── EXTRACTED ENTRIES ──

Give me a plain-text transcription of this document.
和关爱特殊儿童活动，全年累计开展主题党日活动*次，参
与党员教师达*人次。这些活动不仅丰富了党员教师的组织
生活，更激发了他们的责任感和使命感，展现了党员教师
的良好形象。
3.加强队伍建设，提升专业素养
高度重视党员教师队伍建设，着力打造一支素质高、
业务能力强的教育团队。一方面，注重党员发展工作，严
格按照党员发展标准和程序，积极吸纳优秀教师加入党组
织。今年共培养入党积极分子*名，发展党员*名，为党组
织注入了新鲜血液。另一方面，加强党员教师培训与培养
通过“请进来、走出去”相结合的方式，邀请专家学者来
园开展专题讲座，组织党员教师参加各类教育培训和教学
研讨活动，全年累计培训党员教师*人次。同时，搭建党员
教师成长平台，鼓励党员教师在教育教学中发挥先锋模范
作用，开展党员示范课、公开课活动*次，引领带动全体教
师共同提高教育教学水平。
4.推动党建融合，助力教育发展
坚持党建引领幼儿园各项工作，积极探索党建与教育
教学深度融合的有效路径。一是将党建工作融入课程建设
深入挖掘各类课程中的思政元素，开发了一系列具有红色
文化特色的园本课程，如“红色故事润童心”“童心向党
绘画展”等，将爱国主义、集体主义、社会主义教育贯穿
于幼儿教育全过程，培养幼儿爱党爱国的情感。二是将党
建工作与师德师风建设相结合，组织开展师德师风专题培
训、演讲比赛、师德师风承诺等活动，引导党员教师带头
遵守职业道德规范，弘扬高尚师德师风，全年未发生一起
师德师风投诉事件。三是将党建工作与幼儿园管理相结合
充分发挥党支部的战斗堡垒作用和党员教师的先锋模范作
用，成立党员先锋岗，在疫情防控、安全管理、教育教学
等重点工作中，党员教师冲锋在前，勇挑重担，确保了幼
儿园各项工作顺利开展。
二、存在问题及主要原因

───

**AIM OF THE TASK**
All of the entries above need to be reproduced exactly.

**THE RESULT**
Give me a plain-text transcription of this document.
和关爱特殊儿童活动，全年累计开展主题党日活动*次，参
与党员教师达*人次。这些活动不仅丰富了党员教师的组织
生活，更激发了他们的责任感和使命感，展现了党员教师
的良好形象。
3.加强队伍建设，提升专业素养
高度重视党员教师队伍建设，着力打造一支素质高、
业务能力强的教育团队。一方面，注重党员发展工作，严
格按照党员发展标准和程序，积极吸纳优秀教师加入党组
织。今年共培养入党积极分子*名，发展党员*名，为党组
织注入了新鲜血液。另一方面，加强党员教师培训与培养
通过“请进来、走出去”相结合的方式，邀请专家学者来
园开展专题讲座，组织党员教师参加各类教育培训和教学
研讨活动，全年累计培训党员教师*人次。同时，搭建党员
教师成长平台，鼓励党员教师在教育教学中发挥先锋模范
作用，开展党员示范课、公开课活动*次，引领带动全体教
师共同提高教育教学水平。
4.推动党建融合，助力教育发展
坚持党建引领幼儿园各项工作，积极探索党建与教育
教学深度融合的有效路径。一是将党建工作融入课程建设
深入挖掘各类课程中的思政元素，开发了一系列具有红色
文化特色的园本课程，如“红色故事润童心”“童心向党
绘画展”等，将爱国主义、集体主义、社会主义教育贯穿
于幼儿教育全过程，培养幼儿爱党爱国的情感。二是将党
建工作与师德师风建设相结合，组织开展师德师风专题培
训、演讲比赛、师德师风承诺等活动，引导党员教师带头
遵守职业道德规范，弘扬高尚师德师风，全年未发生一起
师德师风投诉事件。三是将党建工作与幼儿园管理相结合
充分发挥党支部的战斗堡垒作用和党员教师的先锋模范作
用，成立党员先锋岗，在疫情防控、安全管理、教育教学
等重点工作中，党员教师冲锋在前，勇挑重担，确保了幼
儿园各项工作顺利开展。
二、存在问题及主要原因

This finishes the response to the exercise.